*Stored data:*
=-=-=-=-=

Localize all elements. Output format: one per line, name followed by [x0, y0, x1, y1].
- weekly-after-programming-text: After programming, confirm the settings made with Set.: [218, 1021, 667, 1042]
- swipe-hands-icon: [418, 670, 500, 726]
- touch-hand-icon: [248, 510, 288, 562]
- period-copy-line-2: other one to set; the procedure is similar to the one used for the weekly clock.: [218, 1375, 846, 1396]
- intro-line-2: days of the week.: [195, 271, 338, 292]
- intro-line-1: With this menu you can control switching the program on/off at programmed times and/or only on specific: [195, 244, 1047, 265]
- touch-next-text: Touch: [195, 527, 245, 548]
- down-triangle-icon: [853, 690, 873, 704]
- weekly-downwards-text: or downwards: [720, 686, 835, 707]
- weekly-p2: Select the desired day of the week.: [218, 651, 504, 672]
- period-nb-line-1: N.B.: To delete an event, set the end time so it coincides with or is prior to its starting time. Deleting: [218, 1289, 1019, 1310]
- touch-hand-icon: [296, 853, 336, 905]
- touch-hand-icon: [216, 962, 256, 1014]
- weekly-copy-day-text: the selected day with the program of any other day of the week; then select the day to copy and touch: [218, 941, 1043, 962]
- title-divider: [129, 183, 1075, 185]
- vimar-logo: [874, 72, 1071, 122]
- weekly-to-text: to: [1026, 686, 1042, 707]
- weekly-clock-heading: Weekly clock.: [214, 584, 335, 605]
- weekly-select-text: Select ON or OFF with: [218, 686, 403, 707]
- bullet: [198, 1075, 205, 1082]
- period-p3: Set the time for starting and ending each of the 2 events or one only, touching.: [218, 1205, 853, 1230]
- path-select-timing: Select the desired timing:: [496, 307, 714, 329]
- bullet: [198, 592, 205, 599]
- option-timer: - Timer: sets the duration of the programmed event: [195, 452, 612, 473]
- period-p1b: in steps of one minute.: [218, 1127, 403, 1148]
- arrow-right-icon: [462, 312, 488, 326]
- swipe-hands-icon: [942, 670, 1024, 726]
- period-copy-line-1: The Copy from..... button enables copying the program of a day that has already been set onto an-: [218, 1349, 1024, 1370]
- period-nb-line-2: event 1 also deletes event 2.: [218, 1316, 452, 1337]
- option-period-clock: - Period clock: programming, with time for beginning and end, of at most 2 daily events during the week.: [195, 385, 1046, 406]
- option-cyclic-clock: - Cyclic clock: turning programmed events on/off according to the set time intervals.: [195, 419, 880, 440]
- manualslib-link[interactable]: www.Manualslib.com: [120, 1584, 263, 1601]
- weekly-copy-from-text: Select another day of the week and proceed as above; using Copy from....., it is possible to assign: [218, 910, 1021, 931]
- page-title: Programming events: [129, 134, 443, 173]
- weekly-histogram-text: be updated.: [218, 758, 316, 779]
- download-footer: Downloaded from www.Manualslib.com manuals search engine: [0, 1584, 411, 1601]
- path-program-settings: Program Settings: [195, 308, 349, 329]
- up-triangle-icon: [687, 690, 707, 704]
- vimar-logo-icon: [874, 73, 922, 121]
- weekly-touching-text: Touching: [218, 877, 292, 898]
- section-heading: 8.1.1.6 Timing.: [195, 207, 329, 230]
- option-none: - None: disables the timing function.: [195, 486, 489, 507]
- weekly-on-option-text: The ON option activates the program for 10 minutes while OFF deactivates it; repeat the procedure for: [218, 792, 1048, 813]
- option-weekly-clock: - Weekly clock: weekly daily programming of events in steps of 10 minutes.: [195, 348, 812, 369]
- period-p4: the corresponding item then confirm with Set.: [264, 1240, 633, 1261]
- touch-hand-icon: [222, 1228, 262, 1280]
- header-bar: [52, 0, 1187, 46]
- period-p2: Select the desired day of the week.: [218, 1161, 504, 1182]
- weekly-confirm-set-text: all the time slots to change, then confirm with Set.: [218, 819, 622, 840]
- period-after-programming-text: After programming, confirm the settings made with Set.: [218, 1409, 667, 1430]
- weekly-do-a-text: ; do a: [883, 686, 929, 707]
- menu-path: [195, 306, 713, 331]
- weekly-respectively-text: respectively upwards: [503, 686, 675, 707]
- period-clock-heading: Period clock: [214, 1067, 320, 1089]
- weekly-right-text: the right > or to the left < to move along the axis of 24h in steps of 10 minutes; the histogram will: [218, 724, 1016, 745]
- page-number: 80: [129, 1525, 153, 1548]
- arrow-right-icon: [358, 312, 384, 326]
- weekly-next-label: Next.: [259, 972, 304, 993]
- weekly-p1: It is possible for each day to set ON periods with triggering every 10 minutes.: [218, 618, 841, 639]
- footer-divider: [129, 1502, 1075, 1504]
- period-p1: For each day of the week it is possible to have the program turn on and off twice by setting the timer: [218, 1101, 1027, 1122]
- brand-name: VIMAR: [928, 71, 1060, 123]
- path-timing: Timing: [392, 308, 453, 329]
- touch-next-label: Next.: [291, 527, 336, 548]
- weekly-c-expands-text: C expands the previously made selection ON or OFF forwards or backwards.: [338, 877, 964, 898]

=-=-=-=-=

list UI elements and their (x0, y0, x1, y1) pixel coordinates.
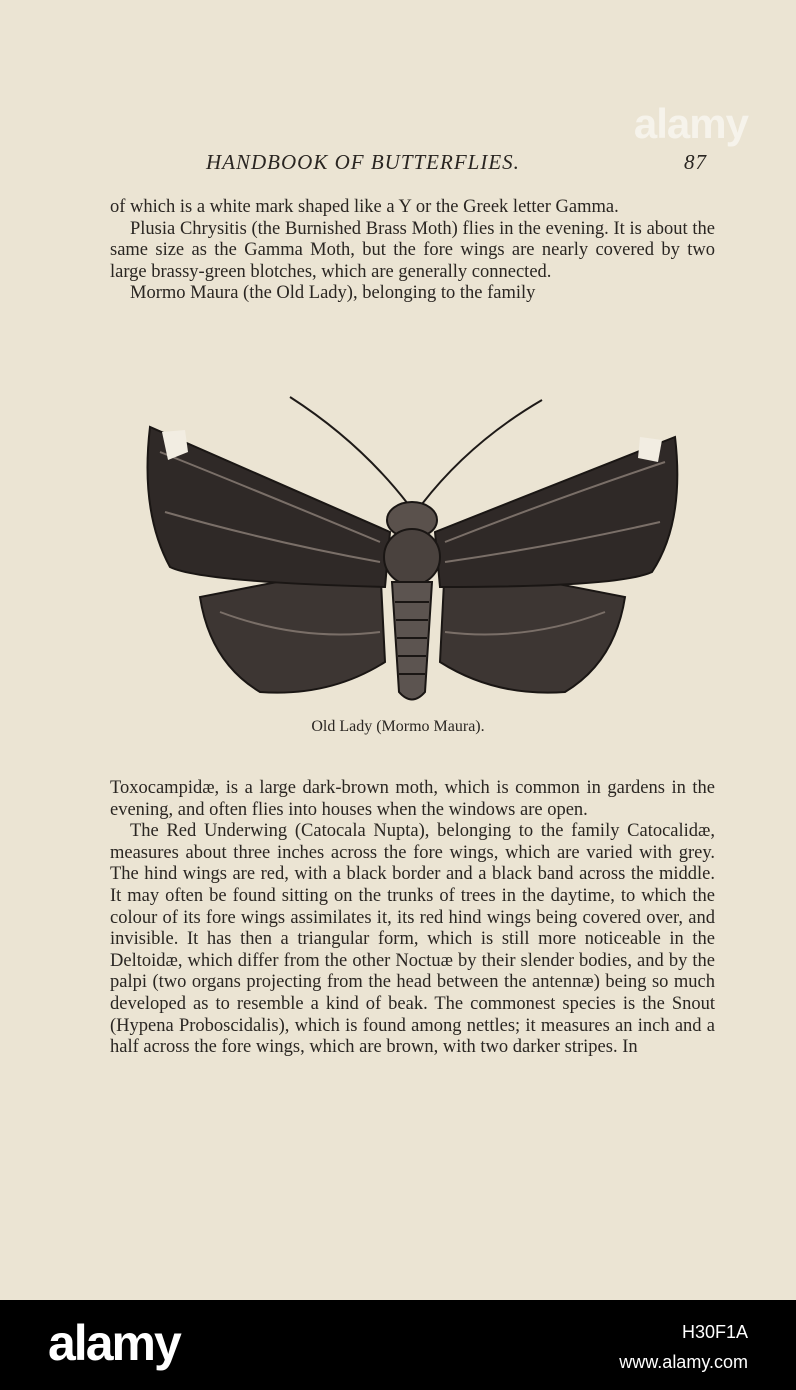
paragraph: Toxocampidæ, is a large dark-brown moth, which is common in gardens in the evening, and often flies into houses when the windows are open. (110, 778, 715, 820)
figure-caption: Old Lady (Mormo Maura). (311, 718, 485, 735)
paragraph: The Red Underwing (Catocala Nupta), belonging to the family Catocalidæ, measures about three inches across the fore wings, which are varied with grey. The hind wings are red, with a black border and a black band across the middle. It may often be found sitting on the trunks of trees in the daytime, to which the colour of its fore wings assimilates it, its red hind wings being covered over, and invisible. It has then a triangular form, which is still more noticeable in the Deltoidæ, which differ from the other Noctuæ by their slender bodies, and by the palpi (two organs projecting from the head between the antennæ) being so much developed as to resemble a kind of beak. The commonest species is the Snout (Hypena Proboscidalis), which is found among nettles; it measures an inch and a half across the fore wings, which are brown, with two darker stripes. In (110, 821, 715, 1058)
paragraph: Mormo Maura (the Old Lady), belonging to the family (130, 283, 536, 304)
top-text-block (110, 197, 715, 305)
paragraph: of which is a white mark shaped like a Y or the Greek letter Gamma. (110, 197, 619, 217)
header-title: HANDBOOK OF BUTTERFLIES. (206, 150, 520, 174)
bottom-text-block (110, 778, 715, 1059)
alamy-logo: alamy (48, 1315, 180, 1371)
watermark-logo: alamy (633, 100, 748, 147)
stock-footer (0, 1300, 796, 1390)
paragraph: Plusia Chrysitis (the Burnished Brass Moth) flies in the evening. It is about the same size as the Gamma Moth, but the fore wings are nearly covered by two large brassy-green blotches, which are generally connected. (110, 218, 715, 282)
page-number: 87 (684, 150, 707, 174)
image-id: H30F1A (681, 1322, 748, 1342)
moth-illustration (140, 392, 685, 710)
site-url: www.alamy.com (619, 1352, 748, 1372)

=-=-=-=-=

*Task brief:*
Transcribe the rows starting at the line that contains "Localize all elements." and ending at the line that contains "- period-p3: Set", both included.

*Written solution:*
Localize all elements. Output format: one per line, name followed by [x0, y0, x1, y1].
- weekly-after-programming-text: After programming, confirm the settings made with Set.: [218, 1021, 667, 1042]
- swipe-hands-icon: [418, 670, 500, 726]
- touch-hand-icon: [248, 510, 288, 562]
- period-copy-line-2: other one to set; the procedure is similar to the one used for the weekly clock.: [218, 1375, 846, 1396]
- intro-line-2: days of the week.: [195, 271, 338, 292]
- intro-line-1: With this menu you can control switching the program on/off at programmed times and/or only on specific: [195, 244, 1047, 265]
- touch-next-text: Touch: [195, 527, 245, 548]
- down-triangle-icon: [853, 690, 873, 704]
- weekly-downwards-text: or downwards: [720, 686, 835, 707]
- weekly-p2: Select the desired day of the week.: [218, 651, 504, 672]
- period-nb-line-1: N.B.: To delete an event, set the end time so it coincides with or is prior to its starting time. Deleting: [218, 1289, 1019, 1310]
- touch-hand-icon: [296, 853, 336, 905]
- touch-hand-icon: [216, 962, 256, 1014]
- weekly-copy-day-text: the selected day with the program of any other day of the week; then select the day to copy and touch: [218, 941, 1043, 962]
- title-divider: [129, 183, 1075, 185]
- vimar-logo: [874, 72, 1071, 122]
- weekly-to-text: to: [1026, 686, 1042, 707]
- weekly-clock-heading: Weekly clock.: [214, 584, 335, 605]
- weekly-select-text: Select ON or OFF with: [218, 686, 403, 707]
- bullet: [198, 1075, 205, 1082]
- period-p3: Set the time for starting and ending each of the 2 events or one only, touching.: [218, 1205, 853, 1230]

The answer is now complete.